TASK REQUIREMENTS: Take every line from the listing below that includes "PHONE" and copy it.

MATERIAL:
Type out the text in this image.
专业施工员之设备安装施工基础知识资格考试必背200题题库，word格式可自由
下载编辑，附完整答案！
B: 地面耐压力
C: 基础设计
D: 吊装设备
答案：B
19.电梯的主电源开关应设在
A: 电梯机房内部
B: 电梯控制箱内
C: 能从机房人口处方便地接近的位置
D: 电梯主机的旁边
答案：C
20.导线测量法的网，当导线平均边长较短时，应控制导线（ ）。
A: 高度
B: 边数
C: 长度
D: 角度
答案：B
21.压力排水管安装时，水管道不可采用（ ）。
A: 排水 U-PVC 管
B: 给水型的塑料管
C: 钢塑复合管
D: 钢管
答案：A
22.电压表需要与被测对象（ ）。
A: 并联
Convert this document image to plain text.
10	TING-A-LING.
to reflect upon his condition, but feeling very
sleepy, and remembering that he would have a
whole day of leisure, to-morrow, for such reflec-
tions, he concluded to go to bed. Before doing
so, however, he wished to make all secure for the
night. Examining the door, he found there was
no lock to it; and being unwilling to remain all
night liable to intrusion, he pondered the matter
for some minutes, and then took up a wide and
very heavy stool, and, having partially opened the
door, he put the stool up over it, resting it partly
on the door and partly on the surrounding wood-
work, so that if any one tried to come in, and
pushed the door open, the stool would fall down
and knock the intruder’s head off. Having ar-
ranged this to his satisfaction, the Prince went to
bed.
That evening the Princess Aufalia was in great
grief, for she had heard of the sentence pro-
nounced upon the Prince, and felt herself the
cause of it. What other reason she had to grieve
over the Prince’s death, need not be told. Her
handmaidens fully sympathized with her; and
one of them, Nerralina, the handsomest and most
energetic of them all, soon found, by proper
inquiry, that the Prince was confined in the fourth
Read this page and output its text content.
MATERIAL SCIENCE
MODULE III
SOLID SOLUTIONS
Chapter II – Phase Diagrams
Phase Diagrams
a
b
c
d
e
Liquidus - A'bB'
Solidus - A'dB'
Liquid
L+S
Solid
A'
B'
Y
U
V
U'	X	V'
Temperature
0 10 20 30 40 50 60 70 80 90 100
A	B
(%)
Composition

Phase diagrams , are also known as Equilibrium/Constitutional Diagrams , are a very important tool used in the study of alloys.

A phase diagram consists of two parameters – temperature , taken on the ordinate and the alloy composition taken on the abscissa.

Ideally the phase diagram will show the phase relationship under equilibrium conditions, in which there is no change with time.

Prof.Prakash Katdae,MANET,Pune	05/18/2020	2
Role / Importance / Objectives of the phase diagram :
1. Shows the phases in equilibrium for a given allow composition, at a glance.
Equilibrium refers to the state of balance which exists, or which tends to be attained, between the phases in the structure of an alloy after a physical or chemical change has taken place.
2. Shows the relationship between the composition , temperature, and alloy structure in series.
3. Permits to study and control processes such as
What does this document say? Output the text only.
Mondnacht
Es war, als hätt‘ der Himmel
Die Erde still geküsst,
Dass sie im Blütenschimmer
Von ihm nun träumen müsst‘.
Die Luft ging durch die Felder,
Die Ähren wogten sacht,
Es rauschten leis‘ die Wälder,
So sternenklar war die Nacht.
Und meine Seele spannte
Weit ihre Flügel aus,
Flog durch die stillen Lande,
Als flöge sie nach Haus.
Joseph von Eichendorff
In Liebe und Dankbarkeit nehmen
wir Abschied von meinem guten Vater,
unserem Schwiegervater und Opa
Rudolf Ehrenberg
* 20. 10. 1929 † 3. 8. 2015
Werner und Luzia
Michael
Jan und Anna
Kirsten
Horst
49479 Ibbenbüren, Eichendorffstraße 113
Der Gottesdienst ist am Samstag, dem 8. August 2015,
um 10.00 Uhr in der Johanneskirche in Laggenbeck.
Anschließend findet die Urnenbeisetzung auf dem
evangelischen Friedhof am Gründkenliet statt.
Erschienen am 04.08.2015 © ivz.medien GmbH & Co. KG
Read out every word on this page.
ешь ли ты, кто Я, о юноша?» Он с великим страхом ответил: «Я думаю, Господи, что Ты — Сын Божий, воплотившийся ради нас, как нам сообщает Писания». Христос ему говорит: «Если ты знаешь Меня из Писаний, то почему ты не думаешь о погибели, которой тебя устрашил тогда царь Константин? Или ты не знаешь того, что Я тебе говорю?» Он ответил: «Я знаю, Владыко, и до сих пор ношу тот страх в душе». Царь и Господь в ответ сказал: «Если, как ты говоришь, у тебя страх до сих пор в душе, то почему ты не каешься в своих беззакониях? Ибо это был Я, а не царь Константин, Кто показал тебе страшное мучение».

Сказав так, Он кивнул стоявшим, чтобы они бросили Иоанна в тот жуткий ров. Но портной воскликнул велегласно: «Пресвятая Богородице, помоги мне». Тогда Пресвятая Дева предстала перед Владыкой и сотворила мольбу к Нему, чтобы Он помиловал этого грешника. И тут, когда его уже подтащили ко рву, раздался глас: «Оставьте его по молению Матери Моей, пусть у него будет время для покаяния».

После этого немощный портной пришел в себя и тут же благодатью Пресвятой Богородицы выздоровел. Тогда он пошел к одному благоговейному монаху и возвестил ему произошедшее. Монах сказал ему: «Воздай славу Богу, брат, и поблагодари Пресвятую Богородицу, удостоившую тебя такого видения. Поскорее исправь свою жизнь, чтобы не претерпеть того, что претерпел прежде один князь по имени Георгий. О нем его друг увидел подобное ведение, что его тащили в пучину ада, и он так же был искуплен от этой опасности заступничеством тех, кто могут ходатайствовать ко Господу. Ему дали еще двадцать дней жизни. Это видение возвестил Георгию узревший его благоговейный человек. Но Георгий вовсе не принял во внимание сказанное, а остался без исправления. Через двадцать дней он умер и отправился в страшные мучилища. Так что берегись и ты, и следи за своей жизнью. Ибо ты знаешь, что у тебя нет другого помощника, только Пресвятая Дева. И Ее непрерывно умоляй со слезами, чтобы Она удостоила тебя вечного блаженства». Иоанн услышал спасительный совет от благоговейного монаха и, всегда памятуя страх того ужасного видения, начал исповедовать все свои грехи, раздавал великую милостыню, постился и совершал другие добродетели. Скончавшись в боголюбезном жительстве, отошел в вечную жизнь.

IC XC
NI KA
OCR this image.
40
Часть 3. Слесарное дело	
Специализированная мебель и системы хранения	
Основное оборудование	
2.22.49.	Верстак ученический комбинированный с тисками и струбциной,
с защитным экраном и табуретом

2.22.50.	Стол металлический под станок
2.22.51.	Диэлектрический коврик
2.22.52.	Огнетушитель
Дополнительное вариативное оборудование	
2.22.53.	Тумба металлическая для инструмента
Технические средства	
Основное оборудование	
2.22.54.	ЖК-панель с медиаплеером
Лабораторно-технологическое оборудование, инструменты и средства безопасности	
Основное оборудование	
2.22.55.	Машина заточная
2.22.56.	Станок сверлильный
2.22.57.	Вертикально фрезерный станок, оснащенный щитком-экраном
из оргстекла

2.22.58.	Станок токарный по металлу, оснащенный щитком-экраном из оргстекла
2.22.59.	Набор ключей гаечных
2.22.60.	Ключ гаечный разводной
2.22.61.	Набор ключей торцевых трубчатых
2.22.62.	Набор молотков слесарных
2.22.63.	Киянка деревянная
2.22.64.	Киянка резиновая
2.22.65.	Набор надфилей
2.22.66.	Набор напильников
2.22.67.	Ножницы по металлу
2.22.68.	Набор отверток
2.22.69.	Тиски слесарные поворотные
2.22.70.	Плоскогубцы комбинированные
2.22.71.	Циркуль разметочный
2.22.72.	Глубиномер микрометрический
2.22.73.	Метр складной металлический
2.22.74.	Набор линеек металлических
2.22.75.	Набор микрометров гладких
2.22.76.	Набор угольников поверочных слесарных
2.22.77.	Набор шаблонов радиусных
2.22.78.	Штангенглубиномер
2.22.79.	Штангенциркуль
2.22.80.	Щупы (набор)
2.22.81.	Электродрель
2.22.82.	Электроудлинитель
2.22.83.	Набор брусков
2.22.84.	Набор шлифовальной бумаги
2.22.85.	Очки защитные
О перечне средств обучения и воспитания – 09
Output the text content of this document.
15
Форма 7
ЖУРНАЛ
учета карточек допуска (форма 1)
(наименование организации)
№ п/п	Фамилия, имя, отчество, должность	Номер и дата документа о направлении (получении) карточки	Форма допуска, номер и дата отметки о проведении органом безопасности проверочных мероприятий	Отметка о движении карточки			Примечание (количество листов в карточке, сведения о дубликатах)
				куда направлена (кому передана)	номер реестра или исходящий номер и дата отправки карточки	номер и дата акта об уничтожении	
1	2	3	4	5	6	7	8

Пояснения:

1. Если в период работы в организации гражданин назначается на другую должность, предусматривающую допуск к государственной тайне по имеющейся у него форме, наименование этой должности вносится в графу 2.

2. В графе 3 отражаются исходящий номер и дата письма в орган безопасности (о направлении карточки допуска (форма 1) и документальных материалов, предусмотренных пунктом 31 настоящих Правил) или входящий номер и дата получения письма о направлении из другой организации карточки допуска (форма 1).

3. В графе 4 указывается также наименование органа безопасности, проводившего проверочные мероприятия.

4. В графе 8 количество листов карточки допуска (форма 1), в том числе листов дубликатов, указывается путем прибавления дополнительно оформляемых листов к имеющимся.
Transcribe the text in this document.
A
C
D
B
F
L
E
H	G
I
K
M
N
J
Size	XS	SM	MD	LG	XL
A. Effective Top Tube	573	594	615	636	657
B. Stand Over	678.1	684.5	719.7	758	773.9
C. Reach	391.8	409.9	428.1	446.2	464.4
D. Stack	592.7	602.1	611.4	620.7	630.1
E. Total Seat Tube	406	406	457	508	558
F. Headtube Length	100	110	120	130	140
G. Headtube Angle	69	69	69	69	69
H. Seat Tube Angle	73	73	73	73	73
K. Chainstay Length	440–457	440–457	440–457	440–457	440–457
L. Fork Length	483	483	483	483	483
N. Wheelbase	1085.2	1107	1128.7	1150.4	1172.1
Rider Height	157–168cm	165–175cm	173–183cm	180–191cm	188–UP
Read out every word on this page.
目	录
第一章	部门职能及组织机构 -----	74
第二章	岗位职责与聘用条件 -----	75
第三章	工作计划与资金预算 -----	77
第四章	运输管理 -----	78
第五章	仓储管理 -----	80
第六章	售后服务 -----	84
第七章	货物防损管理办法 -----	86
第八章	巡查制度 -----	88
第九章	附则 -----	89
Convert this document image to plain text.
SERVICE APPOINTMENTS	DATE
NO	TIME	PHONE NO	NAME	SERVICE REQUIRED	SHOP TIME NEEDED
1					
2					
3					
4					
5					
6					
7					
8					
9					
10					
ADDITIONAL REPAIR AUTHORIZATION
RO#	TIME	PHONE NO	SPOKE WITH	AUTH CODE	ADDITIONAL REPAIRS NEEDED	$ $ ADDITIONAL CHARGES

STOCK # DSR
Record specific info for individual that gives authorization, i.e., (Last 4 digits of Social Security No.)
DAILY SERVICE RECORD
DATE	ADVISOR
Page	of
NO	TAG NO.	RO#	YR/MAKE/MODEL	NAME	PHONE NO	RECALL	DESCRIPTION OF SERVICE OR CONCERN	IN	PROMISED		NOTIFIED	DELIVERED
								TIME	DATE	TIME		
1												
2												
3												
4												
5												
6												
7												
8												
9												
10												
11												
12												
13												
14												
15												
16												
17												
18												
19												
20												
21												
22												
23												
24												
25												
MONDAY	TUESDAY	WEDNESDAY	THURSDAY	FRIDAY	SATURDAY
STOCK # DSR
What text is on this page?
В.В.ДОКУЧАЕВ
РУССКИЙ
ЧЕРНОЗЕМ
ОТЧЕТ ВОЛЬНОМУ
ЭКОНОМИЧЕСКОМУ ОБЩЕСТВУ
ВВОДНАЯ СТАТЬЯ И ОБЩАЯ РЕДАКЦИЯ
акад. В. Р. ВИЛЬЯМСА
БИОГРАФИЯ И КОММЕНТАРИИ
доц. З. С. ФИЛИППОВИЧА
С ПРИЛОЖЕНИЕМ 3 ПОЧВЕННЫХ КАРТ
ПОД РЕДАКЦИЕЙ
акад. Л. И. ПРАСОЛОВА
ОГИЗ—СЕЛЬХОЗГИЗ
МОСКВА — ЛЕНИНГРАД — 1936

EXERCISE ANSWER:
NO	TIME	PHONE NO	NAME	SERVICE REQUIRED	SHOP TIME NEEDED
RO#	TIME	PHONE NO	SPOKE WITH	AUTH CODE	ADDITIONAL REPAIRS NEEDED	$ $ ADDITIONAL CHARGES
NO	TAG NO.	RO#	YR/MAKE/MODEL	NAME	PHONE NO	RECALL	DESCRIPTION OF SERVICE OR CONCERN	IN	PROMISED		NOTIFIED	DELIVERED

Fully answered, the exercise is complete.